= Aim =
Determine which lines of the records include the word "محمد", and copy them.

= Exercise materials =
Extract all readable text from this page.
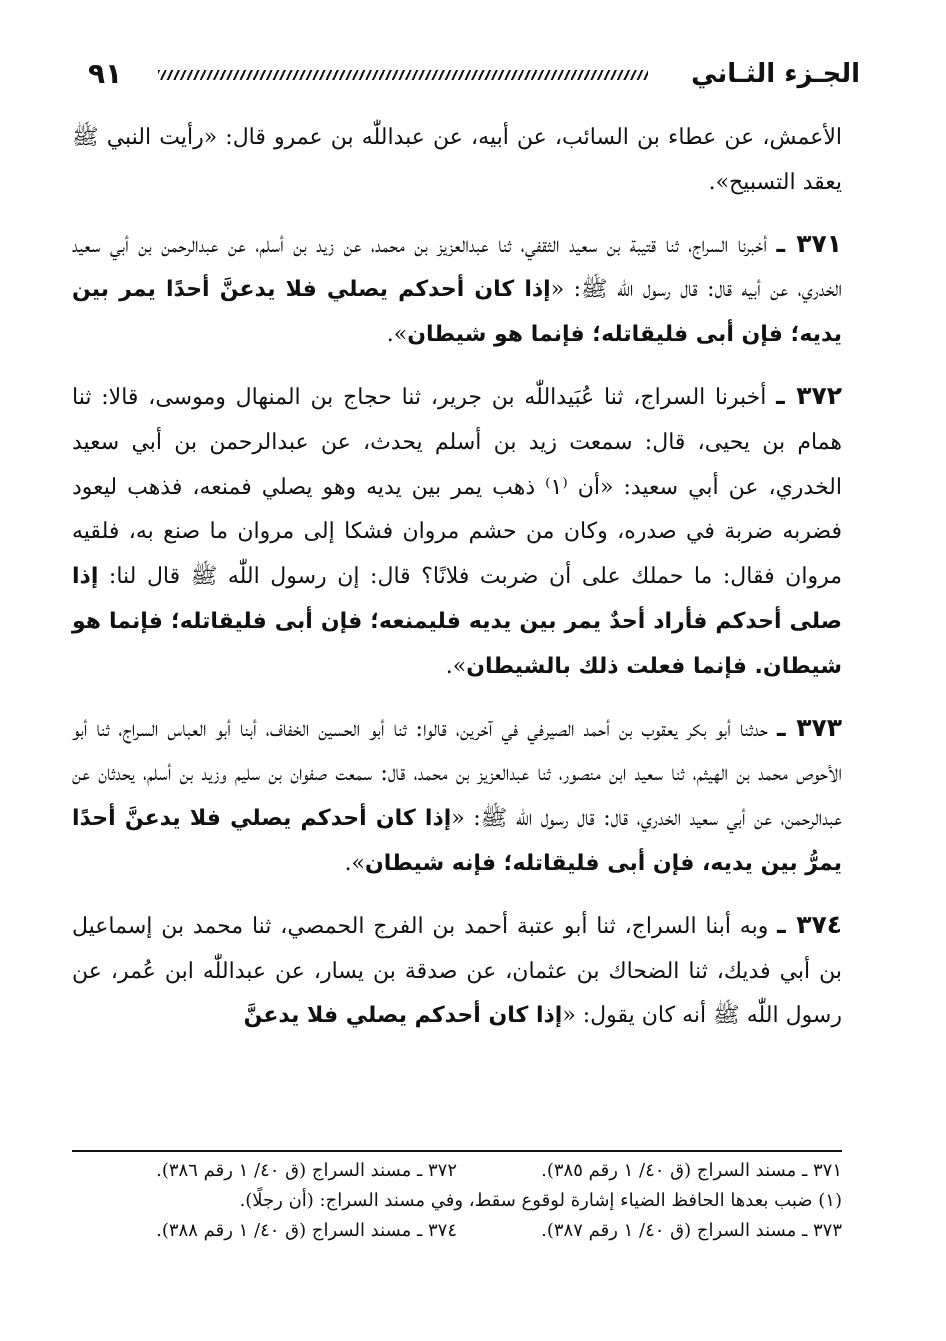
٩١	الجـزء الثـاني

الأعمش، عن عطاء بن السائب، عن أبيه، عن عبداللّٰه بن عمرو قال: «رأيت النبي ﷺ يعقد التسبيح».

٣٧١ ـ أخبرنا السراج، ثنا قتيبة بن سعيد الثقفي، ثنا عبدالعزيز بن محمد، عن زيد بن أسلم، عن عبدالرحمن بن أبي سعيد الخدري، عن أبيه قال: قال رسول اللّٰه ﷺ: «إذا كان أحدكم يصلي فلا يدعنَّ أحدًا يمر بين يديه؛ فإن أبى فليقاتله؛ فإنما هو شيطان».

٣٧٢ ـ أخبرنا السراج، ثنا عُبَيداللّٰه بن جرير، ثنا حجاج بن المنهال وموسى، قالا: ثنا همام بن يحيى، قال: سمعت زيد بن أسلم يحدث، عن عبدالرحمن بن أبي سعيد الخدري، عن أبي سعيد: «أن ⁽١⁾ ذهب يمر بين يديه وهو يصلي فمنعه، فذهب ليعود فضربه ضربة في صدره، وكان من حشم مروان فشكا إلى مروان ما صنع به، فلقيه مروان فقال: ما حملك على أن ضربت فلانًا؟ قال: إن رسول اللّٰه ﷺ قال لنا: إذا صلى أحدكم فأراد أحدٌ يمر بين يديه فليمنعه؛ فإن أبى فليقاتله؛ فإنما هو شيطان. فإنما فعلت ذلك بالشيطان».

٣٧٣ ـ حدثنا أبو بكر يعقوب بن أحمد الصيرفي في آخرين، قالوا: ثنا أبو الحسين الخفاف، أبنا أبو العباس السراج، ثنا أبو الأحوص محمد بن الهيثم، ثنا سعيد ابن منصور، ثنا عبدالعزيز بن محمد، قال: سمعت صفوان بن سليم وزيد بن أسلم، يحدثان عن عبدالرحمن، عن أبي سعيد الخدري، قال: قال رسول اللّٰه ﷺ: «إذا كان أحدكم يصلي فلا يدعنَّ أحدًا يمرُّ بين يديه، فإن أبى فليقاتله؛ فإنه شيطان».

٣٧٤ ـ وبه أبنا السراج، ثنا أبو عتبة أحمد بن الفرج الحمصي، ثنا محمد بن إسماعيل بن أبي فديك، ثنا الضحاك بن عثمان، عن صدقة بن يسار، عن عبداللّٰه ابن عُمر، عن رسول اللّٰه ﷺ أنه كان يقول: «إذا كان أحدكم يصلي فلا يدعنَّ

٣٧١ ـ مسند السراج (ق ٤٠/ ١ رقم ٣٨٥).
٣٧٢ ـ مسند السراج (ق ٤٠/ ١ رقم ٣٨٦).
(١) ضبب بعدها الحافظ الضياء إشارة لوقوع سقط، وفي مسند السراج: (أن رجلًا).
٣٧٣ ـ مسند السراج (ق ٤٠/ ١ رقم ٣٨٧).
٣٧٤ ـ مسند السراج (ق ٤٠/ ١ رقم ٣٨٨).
--
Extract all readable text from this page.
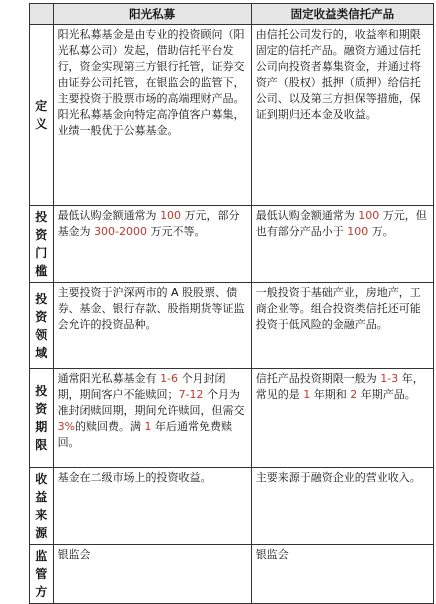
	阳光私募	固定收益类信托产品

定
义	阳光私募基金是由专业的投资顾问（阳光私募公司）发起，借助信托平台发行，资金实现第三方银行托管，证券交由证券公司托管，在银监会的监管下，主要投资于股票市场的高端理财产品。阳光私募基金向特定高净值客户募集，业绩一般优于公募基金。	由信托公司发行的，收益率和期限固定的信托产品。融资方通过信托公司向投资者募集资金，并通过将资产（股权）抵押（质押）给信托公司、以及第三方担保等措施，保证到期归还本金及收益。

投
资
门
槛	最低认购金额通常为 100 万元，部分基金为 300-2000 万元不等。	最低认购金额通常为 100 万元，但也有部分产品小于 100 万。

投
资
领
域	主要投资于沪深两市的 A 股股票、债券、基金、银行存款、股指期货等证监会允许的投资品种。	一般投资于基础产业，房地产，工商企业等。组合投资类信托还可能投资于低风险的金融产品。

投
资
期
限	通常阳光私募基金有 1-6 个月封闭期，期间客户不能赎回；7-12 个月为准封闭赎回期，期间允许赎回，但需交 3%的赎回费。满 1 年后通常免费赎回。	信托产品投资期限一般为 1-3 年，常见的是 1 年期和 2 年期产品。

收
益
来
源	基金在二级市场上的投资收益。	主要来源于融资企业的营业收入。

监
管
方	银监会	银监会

= Complete output =
٣٧١ ـ أخبرنا السراج، ثنا قتيبة بن سعيد الثقفي، ثنا عبدالعزيز بن محمد، عن زيد بن أسلم، عن عبدالرحمن بن أبي سعيد الخدري، عن أبيه قال: قال رسول اللّٰه ﷺ: «إذا كان أحدكم يصلي فلا يدعنَّ أحدًا يمر بين يديه؛ فإن أبى فليقاتله؛ فإنما هو شيطان».
٣٧٣ ـ حدثنا أبو بكر يعقوب بن أحمد الصيرفي في آخرين، قالوا: ثنا أبو الحسين الخفاف، أبنا أبو العباس السراج، ثنا أبو الأحوص محمد بن الهيثم، ثنا سعيد ابن منصور، ثنا عبدالعزيز بن محمد، قال: سمعت صفوان بن سليم وزيد بن أسلم، يحدثان عن عبدالرحمن، عن أبي سعيد الخدري، قال: قال رسول اللّٰه ﷺ: «إذا كان أحدكم يصلي فلا يدعنَّ أحدًا يمرُّ بين يديه، فإن أبى فليقاتله؛ فإنه شيطان».
٣٧٤ ـ وبه أبنا السراج، ثنا أبو عتبة أحمد بن الفرج الحمصي، ثنا محمد بن إسماعيل بن أبي فديك، ثنا الضحاك بن عثمان، عن صدقة بن يسار، عن عبداللّٰه ابن عُمر، عن رسول اللّٰه ﷺ أنه كان يقول: «إذا كان أحدكم يصلي فلا يدعنَّ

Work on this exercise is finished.